Extracts from a graphics dataset:
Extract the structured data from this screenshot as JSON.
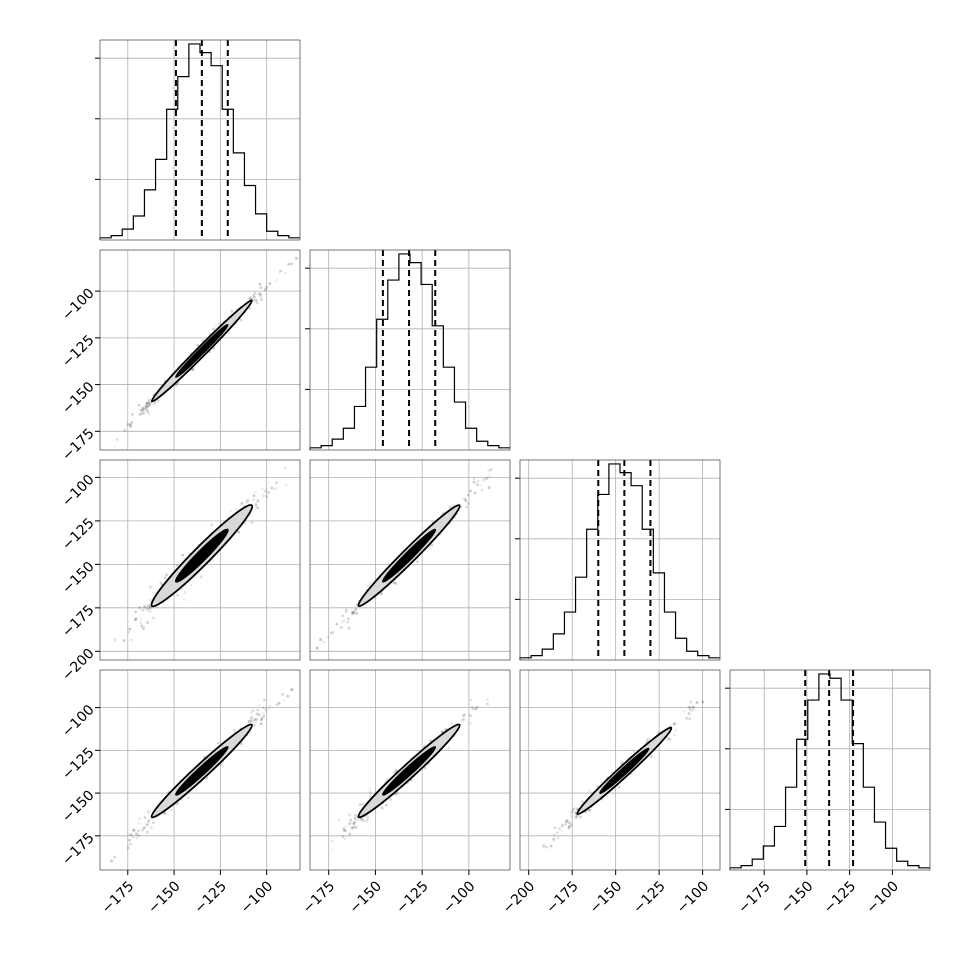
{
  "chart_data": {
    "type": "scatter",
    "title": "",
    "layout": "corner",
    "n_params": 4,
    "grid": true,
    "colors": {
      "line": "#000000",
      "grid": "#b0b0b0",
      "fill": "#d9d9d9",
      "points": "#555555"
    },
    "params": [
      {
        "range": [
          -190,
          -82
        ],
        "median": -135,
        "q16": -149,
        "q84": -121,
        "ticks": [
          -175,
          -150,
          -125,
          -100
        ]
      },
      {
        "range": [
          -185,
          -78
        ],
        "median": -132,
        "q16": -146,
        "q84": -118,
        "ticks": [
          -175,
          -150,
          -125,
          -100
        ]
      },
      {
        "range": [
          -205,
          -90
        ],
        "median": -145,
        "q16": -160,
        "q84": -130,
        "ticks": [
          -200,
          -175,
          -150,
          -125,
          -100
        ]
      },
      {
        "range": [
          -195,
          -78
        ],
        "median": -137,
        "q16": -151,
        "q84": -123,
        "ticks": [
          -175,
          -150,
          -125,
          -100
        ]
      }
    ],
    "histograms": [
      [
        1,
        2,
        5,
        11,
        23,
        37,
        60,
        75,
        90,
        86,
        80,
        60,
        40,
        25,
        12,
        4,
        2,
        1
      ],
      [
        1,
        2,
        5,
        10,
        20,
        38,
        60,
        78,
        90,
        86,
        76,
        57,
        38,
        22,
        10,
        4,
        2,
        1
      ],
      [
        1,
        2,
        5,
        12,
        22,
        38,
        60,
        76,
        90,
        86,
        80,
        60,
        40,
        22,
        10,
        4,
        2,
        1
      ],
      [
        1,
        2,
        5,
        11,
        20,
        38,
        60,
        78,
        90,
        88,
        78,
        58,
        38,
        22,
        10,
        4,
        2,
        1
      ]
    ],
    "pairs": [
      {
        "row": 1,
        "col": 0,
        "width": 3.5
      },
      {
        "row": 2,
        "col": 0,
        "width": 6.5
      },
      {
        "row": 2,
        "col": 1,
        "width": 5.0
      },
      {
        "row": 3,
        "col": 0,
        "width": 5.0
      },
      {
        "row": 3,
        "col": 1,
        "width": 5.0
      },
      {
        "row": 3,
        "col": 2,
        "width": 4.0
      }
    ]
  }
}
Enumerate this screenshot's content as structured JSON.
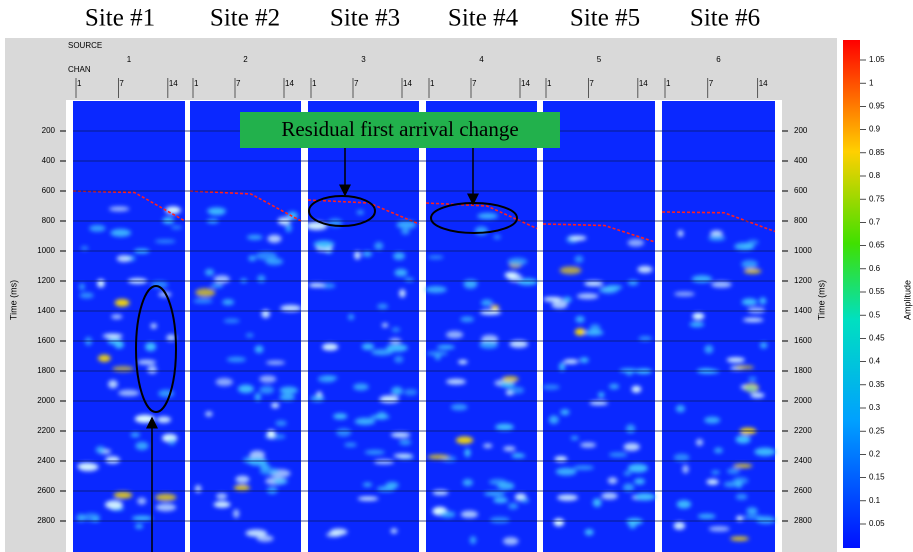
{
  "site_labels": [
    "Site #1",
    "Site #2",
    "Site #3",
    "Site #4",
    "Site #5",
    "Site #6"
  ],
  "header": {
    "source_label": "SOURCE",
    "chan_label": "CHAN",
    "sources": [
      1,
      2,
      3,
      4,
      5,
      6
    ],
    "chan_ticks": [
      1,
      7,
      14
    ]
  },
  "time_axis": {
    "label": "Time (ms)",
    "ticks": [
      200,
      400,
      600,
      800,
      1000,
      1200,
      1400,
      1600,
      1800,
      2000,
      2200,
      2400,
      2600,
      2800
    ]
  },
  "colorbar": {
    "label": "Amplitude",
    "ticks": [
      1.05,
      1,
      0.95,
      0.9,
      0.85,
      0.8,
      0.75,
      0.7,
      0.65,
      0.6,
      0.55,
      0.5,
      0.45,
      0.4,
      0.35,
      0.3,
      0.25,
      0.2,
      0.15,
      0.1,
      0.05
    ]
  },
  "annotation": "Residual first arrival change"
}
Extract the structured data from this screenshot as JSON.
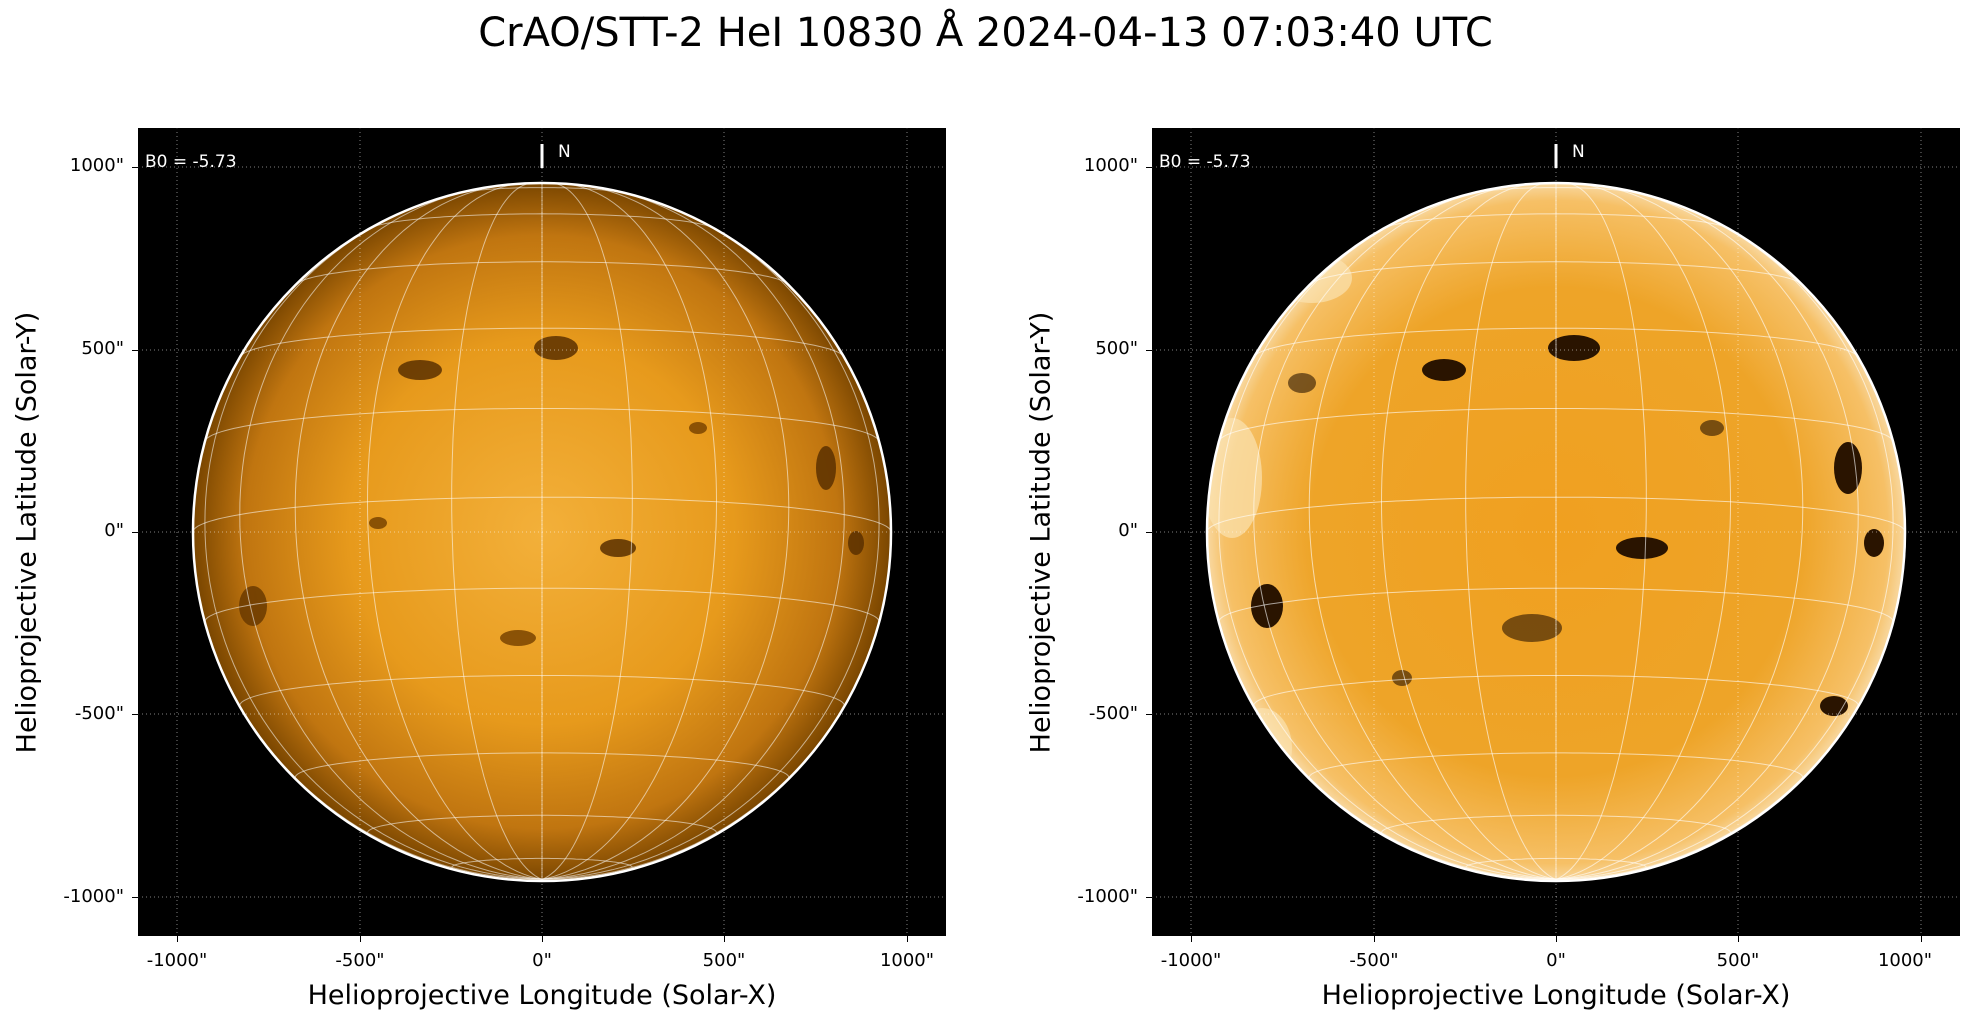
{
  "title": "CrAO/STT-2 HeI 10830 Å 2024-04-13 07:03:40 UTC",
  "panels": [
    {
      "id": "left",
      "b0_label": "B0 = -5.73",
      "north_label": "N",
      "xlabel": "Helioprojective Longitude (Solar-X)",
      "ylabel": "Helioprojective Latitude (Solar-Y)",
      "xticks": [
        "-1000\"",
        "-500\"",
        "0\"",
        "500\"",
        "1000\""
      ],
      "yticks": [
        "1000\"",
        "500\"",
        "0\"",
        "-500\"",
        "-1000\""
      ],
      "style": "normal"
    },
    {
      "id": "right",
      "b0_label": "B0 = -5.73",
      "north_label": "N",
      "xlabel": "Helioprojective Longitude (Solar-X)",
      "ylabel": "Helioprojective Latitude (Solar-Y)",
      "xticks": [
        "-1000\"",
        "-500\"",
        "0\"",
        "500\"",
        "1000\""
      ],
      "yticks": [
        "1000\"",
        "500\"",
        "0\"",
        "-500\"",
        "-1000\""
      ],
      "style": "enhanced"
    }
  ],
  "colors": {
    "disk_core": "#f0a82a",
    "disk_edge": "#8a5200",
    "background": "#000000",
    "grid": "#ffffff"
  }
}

Stated exercise:
Pull every line containing "median" out of the data above.

Answer below:
        "median": -135,
        "median": -132,
        "median": -145,
        "median": -137,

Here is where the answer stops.